Listing —
______

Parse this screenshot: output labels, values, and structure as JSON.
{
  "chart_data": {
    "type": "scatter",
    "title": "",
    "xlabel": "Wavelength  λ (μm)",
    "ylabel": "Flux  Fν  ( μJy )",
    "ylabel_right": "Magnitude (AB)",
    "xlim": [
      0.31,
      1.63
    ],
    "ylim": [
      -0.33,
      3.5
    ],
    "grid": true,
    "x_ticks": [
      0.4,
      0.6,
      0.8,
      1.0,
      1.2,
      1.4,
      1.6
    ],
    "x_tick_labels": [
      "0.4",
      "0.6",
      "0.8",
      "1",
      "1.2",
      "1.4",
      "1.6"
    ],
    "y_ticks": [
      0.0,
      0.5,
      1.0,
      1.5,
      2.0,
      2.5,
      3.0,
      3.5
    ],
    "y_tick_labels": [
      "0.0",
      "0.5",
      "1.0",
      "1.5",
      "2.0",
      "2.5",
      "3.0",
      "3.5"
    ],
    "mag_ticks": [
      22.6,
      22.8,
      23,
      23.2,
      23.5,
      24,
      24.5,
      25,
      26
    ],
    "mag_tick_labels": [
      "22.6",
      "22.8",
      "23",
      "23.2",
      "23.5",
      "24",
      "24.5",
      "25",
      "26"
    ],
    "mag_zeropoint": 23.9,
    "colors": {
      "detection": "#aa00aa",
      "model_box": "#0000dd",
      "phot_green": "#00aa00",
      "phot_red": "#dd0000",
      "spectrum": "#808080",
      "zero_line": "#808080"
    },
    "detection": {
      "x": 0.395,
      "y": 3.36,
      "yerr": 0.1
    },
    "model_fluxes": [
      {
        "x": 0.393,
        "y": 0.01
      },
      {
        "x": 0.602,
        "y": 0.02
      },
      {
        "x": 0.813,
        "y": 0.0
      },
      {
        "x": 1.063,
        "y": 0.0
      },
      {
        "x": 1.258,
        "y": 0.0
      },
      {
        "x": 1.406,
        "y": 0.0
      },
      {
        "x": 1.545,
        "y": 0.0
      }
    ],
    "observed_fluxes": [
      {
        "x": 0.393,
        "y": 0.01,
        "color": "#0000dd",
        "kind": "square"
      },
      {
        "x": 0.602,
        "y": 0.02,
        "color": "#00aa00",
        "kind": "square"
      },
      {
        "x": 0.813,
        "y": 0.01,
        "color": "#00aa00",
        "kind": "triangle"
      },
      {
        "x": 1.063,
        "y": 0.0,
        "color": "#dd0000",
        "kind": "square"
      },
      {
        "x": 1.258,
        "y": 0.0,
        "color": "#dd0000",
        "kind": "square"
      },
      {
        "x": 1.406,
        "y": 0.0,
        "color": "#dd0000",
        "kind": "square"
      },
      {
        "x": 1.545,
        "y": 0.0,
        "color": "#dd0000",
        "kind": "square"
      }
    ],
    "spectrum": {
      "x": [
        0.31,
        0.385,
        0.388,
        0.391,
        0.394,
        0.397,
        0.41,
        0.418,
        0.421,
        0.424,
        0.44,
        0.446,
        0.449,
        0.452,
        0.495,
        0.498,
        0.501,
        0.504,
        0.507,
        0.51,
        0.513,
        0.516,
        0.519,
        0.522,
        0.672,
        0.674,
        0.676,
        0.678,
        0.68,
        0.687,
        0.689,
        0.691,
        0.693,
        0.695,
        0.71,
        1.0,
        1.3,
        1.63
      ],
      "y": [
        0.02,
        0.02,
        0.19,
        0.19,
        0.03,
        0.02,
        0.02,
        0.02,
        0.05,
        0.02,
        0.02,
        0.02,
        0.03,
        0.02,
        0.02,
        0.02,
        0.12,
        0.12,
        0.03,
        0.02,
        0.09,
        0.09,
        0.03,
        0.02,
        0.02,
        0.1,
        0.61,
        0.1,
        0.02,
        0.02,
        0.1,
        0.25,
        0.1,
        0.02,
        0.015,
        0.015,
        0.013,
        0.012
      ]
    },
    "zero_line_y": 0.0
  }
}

______

Required work — Copy all the records above precisely.

Response —
Parse this screenshot: output labels, values, and structure as JSON.
{
  "chart_data": {
    "type": "scatter",
    "title": "",
    "xlabel": "Wavelength  λ (μm)",
    "ylabel": "Flux  Fν  ( μJy )",
    "ylabel_right": "Magnitude (AB)",
    "xlim": [
      0.31,
      1.63
    ],
    "ylim": [
      -0.33,
      3.5
    ],
    "grid": true,
    "x_ticks": [
      0.4,
      0.6,
      0.8,
      1.0,
      1.2,
      1.4,
      1.6
    ],
    "x_tick_labels": [
      "0.4",
      "0.6",
      "0.8",
      "1",
      "1.2",
      "1.4",
      "1.6"
    ],
    "y_ticks": [
      0.0,
      0.5,
      1.0,
      1.5,
      2.0,
      2.5,
      3.0,
      3.5
    ],
    "y_tick_labels": [
      "0.0",
      "0.5",
      "1.0",
      "1.5",
      "2.0",
      "2.5",
      "3.0",
      "3.5"
    ],
    "mag_ticks": [
      22.6,
      22.8,
      23,
      23.2,
      23.5,
      24,
      24.5,
      25,
      26
    ],
    "mag_tick_labels": [
      "22.6",
      "22.8",
      "23",
      "23.2",
      "23.5",
      "24",
      "24.5",
      "25",
      "26"
    ],
    "mag_zeropoint": 23.9,
    "colors": {
      "detection": "#aa00aa",
      "model_box": "#0000dd",
      "phot_green": "#00aa00",
      "phot_red": "#dd0000",
      "spectrum": "#808080",
      "zero_line": "#808080"
    },
    "detection": {
      "x": 0.395,
      "y": 3.36,
      "yerr": 0.1
    },
    "model_fluxes": [
      {
        "x": 0.393,
        "y": 0.01
      },
      {
        "x": 0.602,
        "y": 0.02
      },
      {
        "x": 0.813,
        "y": 0.0
      },
      {
        "x": 1.063,
        "y": 0.0
      },
      {
        "x": 1.258,
        "y": 0.0
      },
      {
        "x": 1.406,
        "y": 0.0
      },
      {
        "x": 1.545,
        "y": 0.0
      }
    ],
    "observed_fluxes": [
      {
        "x": 0.393,
        "y": 0.01,
        "color": "#0000dd",
        "kind": "square"
      },
      {
        "x": 0.602,
        "y": 0.02,
        "color": "#00aa00",
        "kind": "square"
      },
      {
        "x": 0.813,
        "y": 0.01,
        "color": "#00aa00",
        "kind": "triangle"
      },
      {
        "x": 1.063,
        "y": 0.0,
        "color": "#dd0000",
        "kind": "square"
      },
      {
        "x": 1.258,
        "y": 0.0,
        "color": "#dd0000",
        "kind": "square"
      },
      {
        "x": 1.406,
        "y": 0.0,
        "color": "#dd0000",
        "kind": "square"
      },
      {
        "x": 1.545,
        "y": 0.0,
        "color": "#dd0000",
        "kind": "square"
      }
    ],
    "spectrum": {
      "x": [
        0.31,
        0.385,
        0.388,
        0.391,
        0.394,
        0.397,
        0.41,
        0.418,
        0.421,
        0.424,
        0.44,
        0.446,
        0.449,
        0.452,
        0.495,
        0.498,
        0.501,
        0.504,
        0.507,
        0.51,
        0.513,
        0.516,
        0.519,
        0.522,
        0.672,
        0.674,
        0.676,
        0.678,
        0.68,
        0.687,
        0.689,
        0.691,
        0.693,
        0.695,
        0.71,
        1.0,
        1.3,
        1.63
      ],
      "y": [
        0.02,
        0.02,
        0.19,
        0.19,
        0.03,
        0.02,
        0.02,
        0.02,
        0.05,
        0.02,
        0.02,
        0.02,
        0.03,
        0.02,
        0.02,
        0.02,
        0.12,
        0.12,
        0.03,
        0.02,
        0.09,
        0.09,
        0.03,
        0.02,
        0.02,
        0.1,
        0.61,
        0.1,
        0.02,
        0.02,
        0.1,
        0.25,
        0.1,
        0.02,
        0.015,
        0.015,
        0.013,
        0.012
      ]
    },
    "zero_line_y": 0.0
  }
}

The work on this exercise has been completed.